В результате возникает деление, напоминающее французскую литературу XVII века: с одной стороны – «Принцесса Клевская», с другой – комический или буржуазный роман. В литературе не смешивается то, что не смешалось еще в жизни, сохраняющей сословные перегородки.
Отсюда аристократизм романа Лермонтова не только по замечательному лаконизму формы и образцовому языку, но и по существу. Нет стремления показать героя в многообразной обстановке, провести через все круги общества, смешать comme il faut и comme il ne faut pas; в самой жизни y Печориных еще ограниченный круг возможностей, заранее определенных рождением в знатной семье. «Порядочность» поставила их в оппозицию к режиму Николая I, потерявшему «оттенок благородства» александровских времен, ставшему низменно, холуйски, полицейски верноподданным.

Строки из набора данных
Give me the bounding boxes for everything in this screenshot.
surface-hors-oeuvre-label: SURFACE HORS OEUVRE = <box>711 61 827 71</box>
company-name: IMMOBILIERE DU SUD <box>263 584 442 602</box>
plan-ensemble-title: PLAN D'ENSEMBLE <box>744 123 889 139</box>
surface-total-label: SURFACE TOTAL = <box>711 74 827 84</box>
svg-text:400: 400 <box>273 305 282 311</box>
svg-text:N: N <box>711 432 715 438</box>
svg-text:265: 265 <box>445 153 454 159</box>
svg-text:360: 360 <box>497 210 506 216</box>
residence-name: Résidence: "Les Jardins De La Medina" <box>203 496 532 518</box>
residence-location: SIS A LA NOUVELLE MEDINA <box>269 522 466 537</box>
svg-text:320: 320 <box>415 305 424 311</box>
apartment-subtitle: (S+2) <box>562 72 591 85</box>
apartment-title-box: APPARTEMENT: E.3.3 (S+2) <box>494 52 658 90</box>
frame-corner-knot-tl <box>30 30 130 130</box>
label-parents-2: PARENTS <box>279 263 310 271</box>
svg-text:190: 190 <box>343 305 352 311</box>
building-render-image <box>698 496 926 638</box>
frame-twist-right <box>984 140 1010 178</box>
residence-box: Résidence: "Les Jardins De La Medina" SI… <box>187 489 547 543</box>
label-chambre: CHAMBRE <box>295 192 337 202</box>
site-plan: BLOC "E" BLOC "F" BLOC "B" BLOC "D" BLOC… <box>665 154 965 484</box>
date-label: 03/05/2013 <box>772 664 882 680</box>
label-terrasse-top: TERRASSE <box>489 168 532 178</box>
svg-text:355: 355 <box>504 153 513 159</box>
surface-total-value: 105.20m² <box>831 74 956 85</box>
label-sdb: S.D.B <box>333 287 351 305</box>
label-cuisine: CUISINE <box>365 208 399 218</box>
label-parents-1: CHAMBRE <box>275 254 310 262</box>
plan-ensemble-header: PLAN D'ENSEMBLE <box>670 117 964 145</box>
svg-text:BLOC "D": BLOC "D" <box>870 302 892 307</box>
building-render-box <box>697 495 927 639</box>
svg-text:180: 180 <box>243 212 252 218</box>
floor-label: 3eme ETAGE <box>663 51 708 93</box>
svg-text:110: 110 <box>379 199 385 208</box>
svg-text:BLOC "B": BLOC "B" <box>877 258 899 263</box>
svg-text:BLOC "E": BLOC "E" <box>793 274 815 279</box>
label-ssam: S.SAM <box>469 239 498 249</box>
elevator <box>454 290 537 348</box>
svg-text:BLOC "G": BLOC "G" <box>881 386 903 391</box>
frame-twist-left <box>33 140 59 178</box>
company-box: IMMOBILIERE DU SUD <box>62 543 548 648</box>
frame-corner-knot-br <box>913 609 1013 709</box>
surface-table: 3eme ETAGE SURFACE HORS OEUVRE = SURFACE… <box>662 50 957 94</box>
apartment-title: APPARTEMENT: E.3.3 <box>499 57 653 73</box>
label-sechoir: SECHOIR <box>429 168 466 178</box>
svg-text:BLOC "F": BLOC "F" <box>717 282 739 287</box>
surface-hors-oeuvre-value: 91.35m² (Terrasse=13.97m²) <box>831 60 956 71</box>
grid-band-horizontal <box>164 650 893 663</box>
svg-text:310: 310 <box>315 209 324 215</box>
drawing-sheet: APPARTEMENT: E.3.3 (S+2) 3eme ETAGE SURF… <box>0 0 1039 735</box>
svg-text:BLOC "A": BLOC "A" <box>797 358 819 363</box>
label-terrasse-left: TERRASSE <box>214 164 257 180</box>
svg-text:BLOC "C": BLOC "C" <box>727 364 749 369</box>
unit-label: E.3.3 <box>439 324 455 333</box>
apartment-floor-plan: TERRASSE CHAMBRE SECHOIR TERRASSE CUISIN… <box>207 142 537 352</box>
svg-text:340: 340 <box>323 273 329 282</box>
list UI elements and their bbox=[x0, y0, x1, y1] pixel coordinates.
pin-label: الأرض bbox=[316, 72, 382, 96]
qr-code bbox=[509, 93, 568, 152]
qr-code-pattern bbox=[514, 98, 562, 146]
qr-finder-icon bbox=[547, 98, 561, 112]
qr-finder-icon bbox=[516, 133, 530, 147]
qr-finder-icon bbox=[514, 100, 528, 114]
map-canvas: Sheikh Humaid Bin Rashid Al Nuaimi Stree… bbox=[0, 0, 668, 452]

Задание ▸
Отредактируйте часть фрагмента о романе Лермонтова, которая начинается словами «Отсюда аристократизм романа» и заканчивается словами «холуйски, полицейски верноподданным.», заменив в ней «в знатной семье» на «в дворянской семье». Строки для работы с фрагментом не понадобятся.

Ответ ▸
Отсюда аристократизм романа Лермонтова не только по замечательному лаконизму формы и образцовому языку, но и по существу. Нет стремления показать героя в многообразной обстановке, провести через все круги общества, смешать comme il faut и comme il ne faut pas; в самой жизни y Печориных еще ограниченный круг возможностей, заранее определенных рождением в дворянской семье. «Порядочность» поставила их в оппозицию к режиму Николая I, потерявшему «оттенок благородства» александровских времен, ставшему низменно, холуйски, полицейски верноподданным.